• [Objective]
Search the material for the string "ylabel" and copy each line where it occurs.

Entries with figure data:
--- begin ---
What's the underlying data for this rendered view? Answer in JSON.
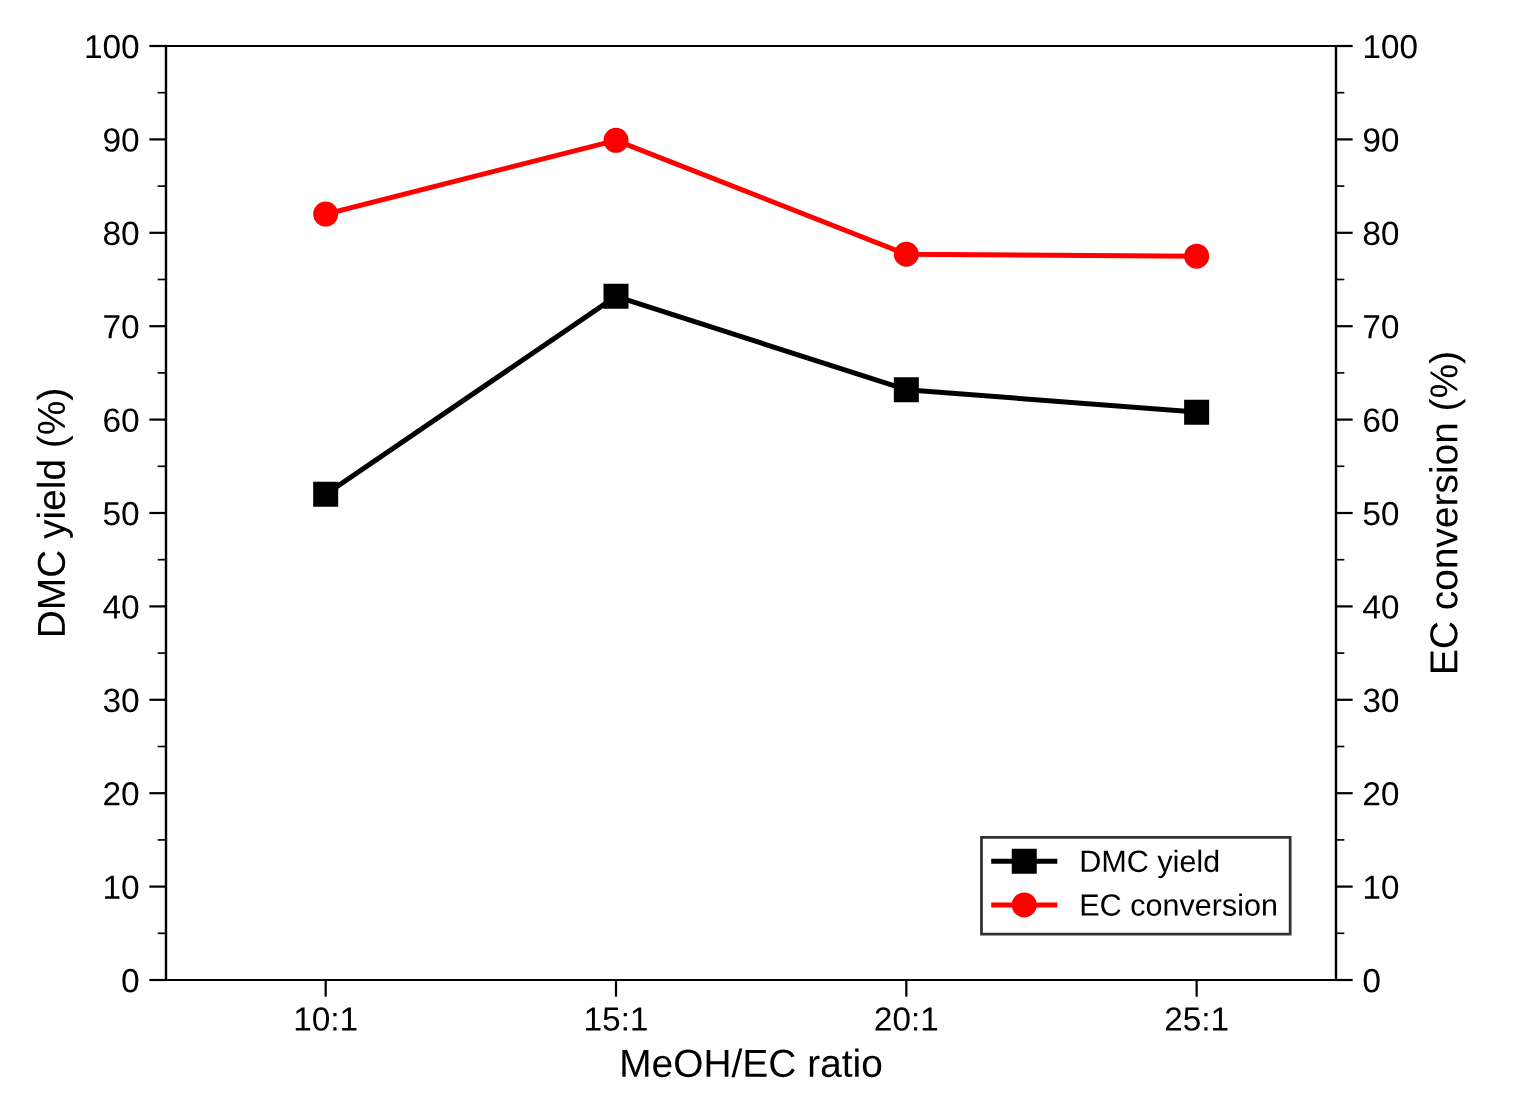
{
  "chart_data": {
    "type": "line",
    "xlabel": "MeOH/EC ratio",
    "ylabel": "DMC yield (%)",
    "y2label": "EC conversion (%)",
    "categories": [
      "10:1",
      "15:1",
      "20:1",
      "25:1"
    ],
    "series": [
      {
        "name": "DMC yield",
        "color": "#000000",
        "marker": "square",
        "values": [
          52.0,
          73.2,
          63.2,
          60.8
        ]
      },
      {
        "name": "EC conversion",
        "color": "#ff0000",
        "marker": "circle",
        "values": [
          82.0,
          89.9,
          77.7,
          77.5
        ]
      }
    ],
    "ylim": [
      0,
      100
    ],
    "yticks": [
      0,
      10,
      20,
      30,
      40,
      50,
      60,
      70,
      80,
      90,
      100
    ],
    "y2lim": [
      0,
      100
    ],
    "y2ticks": [
      0,
      10,
      20,
      30,
      40,
      50,
      60,
      70,
      80,
      90,
      100
    ],
    "legend": "bottom right",
    "grid": false,
    "line_style": "solid"
  }
}
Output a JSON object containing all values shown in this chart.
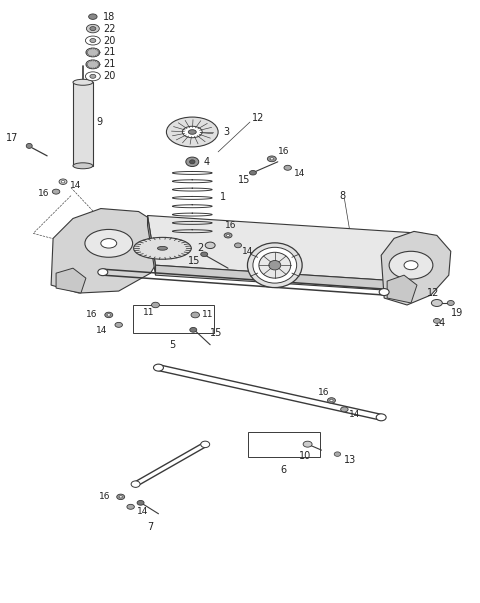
{
  "bg_color": "#ffffff",
  "line_color": "#3a3a3a",
  "fig_width": 4.8,
  "fig_height": 6.03,
  "dpi": 100,
  "xlim": [
    0,
    4.8
  ],
  "ylim": [
    0,
    6.03
  ]
}
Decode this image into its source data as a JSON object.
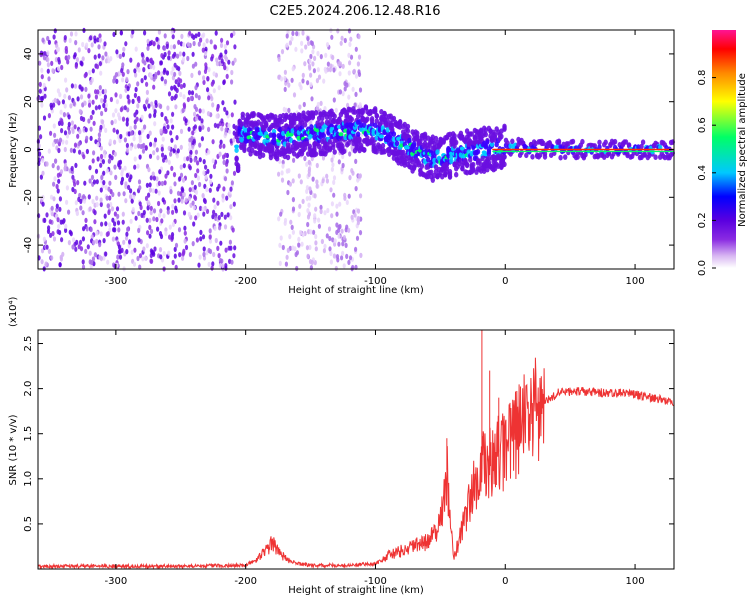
{
  "title": "C2E5.2024.206.12.48.R16",
  "chart_data": [
    {
      "type": "heatmap",
      "xlabel": "Height of straight line (km)",
      "ylabel": "Frequency (Hz)",
      "xlim": [
        -360,
        130
      ],
      "ylim": [
        -50,
        50
      ],
      "xticks": [
        -300,
        -200,
        -100,
        0,
        100
      ],
      "yticks": [
        -40,
        -20,
        0,
        20,
        40
      ],
      "colorbar": {
        "label": "Normalized spectral amplitude",
        "range": [
          0.0,
          1.0
        ],
        "ticks": [
          0.0,
          0.2,
          0.4,
          0.6,
          0.8
        ],
        "colormap": [
          "#ffffff",
          "#d9b8f2",
          "#8a2be2",
          "#5a00e0",
          "#0000ff",
          "#00c8ff",
          "#00ff66",
          "#ffff00",
          "#ff8800",
          "#ff0000",
          "#ff1493"
        ]
      },
      "noise_regions_km": [
        [
          -360,
          -208
        ],
        [
          -175,
          -110
        ]
      ],
      "ridge": {
        "x": [
          -205,
          -190,
          -175,
          -160,
          -140,
          -120,
          -105,
          -95,
          -85,
          -75,
          -65,
          -55,
          -45,
          -35,
          -25,
          -15,
          -5,
          5,
          20,
          50,
          80,
          110,
          130
        ],
        "y": [
          7,
          6,
          5,
          6,
          7,
          8,
          9,
          7,
          4,
          1,
          -2,
          -4,
          -3,
          -1,
          -1,
          0,
          1,
          1,
          0,
          0,
          0,
          0,
          0
        ]
      }
    },
    {
      "type": "line",
      "xlabel": "Height of straight line (km)",
      "ylabel": "SNR (10 * v/v)",
      "yscale_label": "(x10⁴)",
      "xlim": [
        -360,
        130
      ],
      "ylim": [
        0,
        2.65
      ],
      "xticks": [
        -300,
        -200,
        -100,
        0,
        100
      ],
      "yticks": [
        0.5,
        1.0,
        1.5,
        2.0,
        2.5
      ],
      "ytick_labels": [
        "0.5",
        "1.0",
        "1.5",
        "2.0",
        "2.5"
      ],
      "color": "#ee3333",
      "series": [
        {
          "x": [
            -360,
            -300,
            -250,
            -200,
            -190,
            -180,
            -175,
            -170,
            -160,
            -150,
            -120,
            -100,
            -90,
            -80,
            -70,
            -60,
            -50,
            -45,
            -40,
            -35,
            -30,
            -25,
            -20,
            -15,
            -10,
            -5,
            0,
            5,
            10,
            20,
            30,
            40,
            50,
            60,
            70,
            80,
            90,
            100,
            110,
            120,
            130
          ],
          "y": [
            0.03,
            0.03,
            0.03,
            0.04,
            0.12,
            0.28,
            0.22,
            0.12,
            0.06,
            0.04,
            0.04,
            0.06,
            0.15,
            0.2,
            0.25,
            0.3,
            0.5,
            1.1,
            0.1,
            0.35,
            0.6,
            0.9,
            1.05,
            1.2,
            1.15,
            1.3,
            1.3,
            1.45,
            1.55,
            1.7,
            1.85,
            1.95,
            1.97,
            1.97,
            1.96,
            1.95,
            1.95,
            1.93,
            1.91,
            1.88,
            1.85
          ]
        }
      ],
      "spikes": [
        {
          "x": -45,
          "y": 1.45
        },
        {
          "x": -18,
          "y": 2.65
        },
        {
          "x": -12,
          "y": 2.2
        },
        {
          "x": -5,
          "y": 1.9
        }
      ]
    }
  ]
}
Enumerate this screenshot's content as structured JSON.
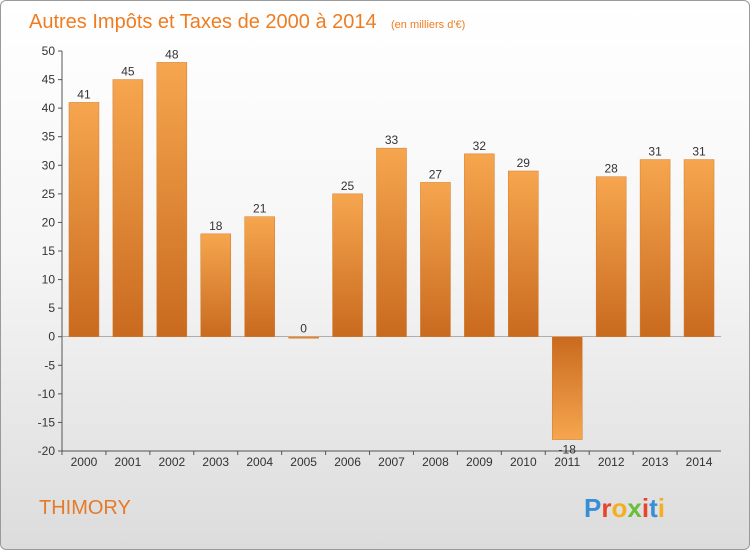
--- end ---
• [Exercise answer]
    "ylabel": "DMC yield (%)",
      "ylabel": "Frequency (Hz)",
      "ylabel": "SNR (10 * v/v)",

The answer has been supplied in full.